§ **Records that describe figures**
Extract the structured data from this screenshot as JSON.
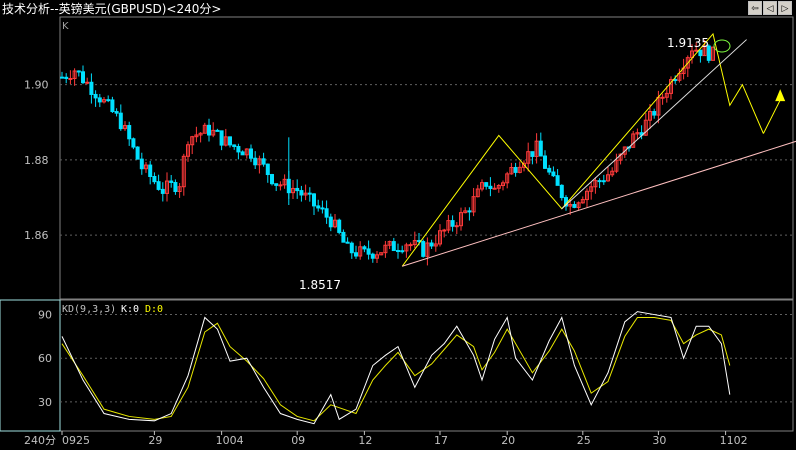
{
  "window": {
    "title": "技术分析--英镑美元(GBPUSD)<240分>",
    "nav_buttons": [
      "back",
      "prev",
      "next"
    ]
  },
  "main_panel": {
    "label": "K",
    "y_ticks": [
      "1.90",
      "1.88",
      "1.86"
    ],
    "annotations": {
      "high": "1.9135",
      "low": "1.8517"
    }
  },
  "indicator_panel": {
    "label": "KD(9,3,3)",
    "k_text": "K:0",
    "d_text": "D:0",
    "y_ticks": [
      "90",
      "60",
      "30"
    ]
  },
  "x_axis": {
    "period": "240分",
    "ticks": [
      "0925",
      "29",
      "1004",
      "09",
      "12",
      "17",
      "20",
      "25",
      "30",
      "1102"
    ]
  },
  "colors": {
    "up": "#ff3a3a",
    "down": "#00e0ff",
    "trend": "#ffff00",
    "support": "#ffc0c0",
    "k_line": "#ffffff",
    "d_line": "#e8e800",
    "grid": "#606060"
  },
  "chart_data": {
    "type": "candlestick",
    "price_anchors": [
      [
        0,
        1.902
      ],
      [
        3,
        1.904
      ],
      [
        8,
        1.898
      ],
      [
        14,
        1.89
      ],
      [
        19,
        1.878
      ],
      [
        24,
        1.872
      ],
      [
        28,
        1.874
      ],
      [
        30,
        1.886
      ],
      [
        35,
        1.888
      ],
      [
        40,
        1.884
      ],
      [
        45,
        1.882
      ],
      [
        51,
        1.874
      ],
      [
        56,
        1.872
      ],
      [
        60,
        1.868
      ],
      [
        64,
        1.864
      ],
      [
        68,
        1.856
      ],
      [
        72,
        1.855
      ],
      [
        76,
        1.856
      ],
      [
        82,
        1.858
      ],
      [
        86,
        1.856
      ],
      [
        90,
        1.86
      ],
      [
        96,
        1.866
      ],
      [
        101,
        1.874
      ],
      [
        103,
        1.872
      ],
      [
        109,
        1.88
      ],
      [
        113,
        1.883
      ],
      [
        117,
        1.874
      ],
      [
        121,
        1.868
      ],
      [
        126,
        1.873
      ],
      [
        131,
        1.877
      ],
      [
        136,
        1.886
      ],
      [
        140,
        1.891
      ],
      [
        145,
        1.901
      ],
      [
        150,
        1.91
      ],
      [
        155,
        1.908
      ]
    ],
    "kd": {
      "k": [
        [
          0,
          75
        ],
        [
          5,
          45
        ],
        [
          10,
          22
        ],
        [
          16,
          18
        ],
        [
          22,
          17
        ],
        [
          26,
          22
        ],
        [
          30,
          48
        ],
        [
          34,
          88
        ],
        [
          37,
          80
        ],
        [
          40,
          58
        ],
        [
          44,
          60
        ],
        [
          48,
          40
        ],
        [
          52,
          22
        ],
        [
          56,
          18
        ],
        [
          60,
          15
        ],
        [
          64,
          35
        ],
        [
          66,
          18
        ],
        [
          70,
          25
        ],
        [
          74,
          55
        ],
        [
          77,
          62
        ],
        [
          80,
          68
        ],
        [
          84,
          40
        ],
        [
          88,
          62
        ],
        [
          91,
          70
        ],
        [
          94,
          82
        ],
        [
          98,
          62
        ],
        [
          100,
          45
        ],
        [
          103,
          73
        ],
        [
          106,
          88
        ],
        [
          108,
          60
        ],
        [
          112,
          45
        ],
        [
          116,
          72
        ],
        [
          119,
          88
        ],
        [
          122,
          55
        ],
        [
          126,
          28
        ],
        [
          130,
          50
        ],
        [
          134,
          85
        ],
        [
          137,
          92
        ],
        [
          141,
          90
        ],
        [
          145,
          88
        ],
        [
          148,
          60
        ],
        [
          151,
          82
        ],
        [
          154,
          82
        ],
        [
          157,
          70
        ],
        [
          159,
          35
        ]
      ],
      "d": [
        [
          0,
          70
        ],
        [
          5,
          48
        ],
        [
          10,
          25
        ],
        [
          16,
          20
        ],
        [
          22,
          18
        ],
        [
          26,
          20
        ],
        [
          30,
          40
        ],
        [
          34,
          78
        ],
        [
          37,
          84
        ],
        [
          40,
          68
        ],
        [
          44,
          58
        ],
        [
          48,
          46
        ],
        [
          52,
          28
        ],
        [
          56,
          20
        ],
        [
          60,
          17
        ],
        [
          64,
          28
        ],
        [
          66,
          26
        ],
        [
          70,
          22
        ],
        [
          74,
          45
        ],
        [
          77,
          55
        ],
        [
          80,
          64
        ],
        [
          84,
          48
        ],
        [
          88,
          56
        ],
        [
          91,
          66
        ],
        [
          94,
          76
        ],
        [
          98,
          68
        ],
        [
          100,
          52
        ],
        [
          103,
          64
        ],
        [
          106,
          80
        ],
        [
          108,
          70
        ],
        [
          112,
          50
        ],
        [
          116,
          65
        ],
        [
          119,
          80
        ],
        [
          122,
          65
        ],
        [
          126,
          36
        ],
        [
          130,
          44
        ],
        [
          134,
          75
        ],
        [
          137,
          88
        ],
        [
          141,
          88
        ],
        [
          145,
          86
        ],
        [
          148,
          70
        ],
        [
          151,
          76
        ],
        [
          154,
          80
        ],
        [
          157,
          76
        ],
        [
          159,
          55
        ]
      ]
    },
    "trendlines": [
      {
        "kind": "zigzag",
        "points": [
          [
            81,
            1.8517
          ],
          [
            104,
            1.8865
          ],
          [
            119,
            1.867
          ],
          [
            155,
            1.9135
          ],
          [
            159,
            1.8945
          ],
          [
            162,
            1.9
          ],
          [
            167,
            1.887
          ]
        ]
      },
      {
        "kind": "arrow",
        "from": [
          167,
          1.887
        ],
        "to": [
          171,
          1.8975
        ]
      },
      {
        "kind": "support",
        "from": [
          81,
          1.8517
        ],
        "to": [
          182,
          1.8875
        ]
      },
      {
        "kind": "channel",
        "from": [
          119,
          1.867
        ],
        "to": [
          163,
          1.912
        ]
      }
    ],
    "ylim": [
      1.843,
      1.918
    ],
    "kd_ylim": [
      10,
      100
    ]
  }
}
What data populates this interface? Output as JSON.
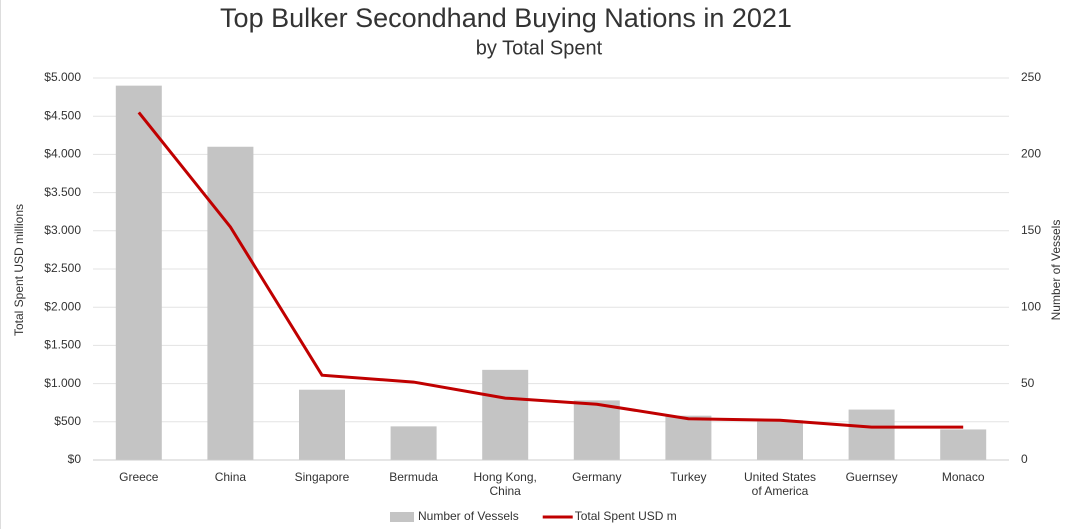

§ **WHAT THE EXERCISE ASKS**
Scan the data above; copy every line where "this" appears.

§ **REPLY TO THE EXERCISE**
Extract the structured data from this screenshot as JSON.
What data populates this interface? Output as JSON.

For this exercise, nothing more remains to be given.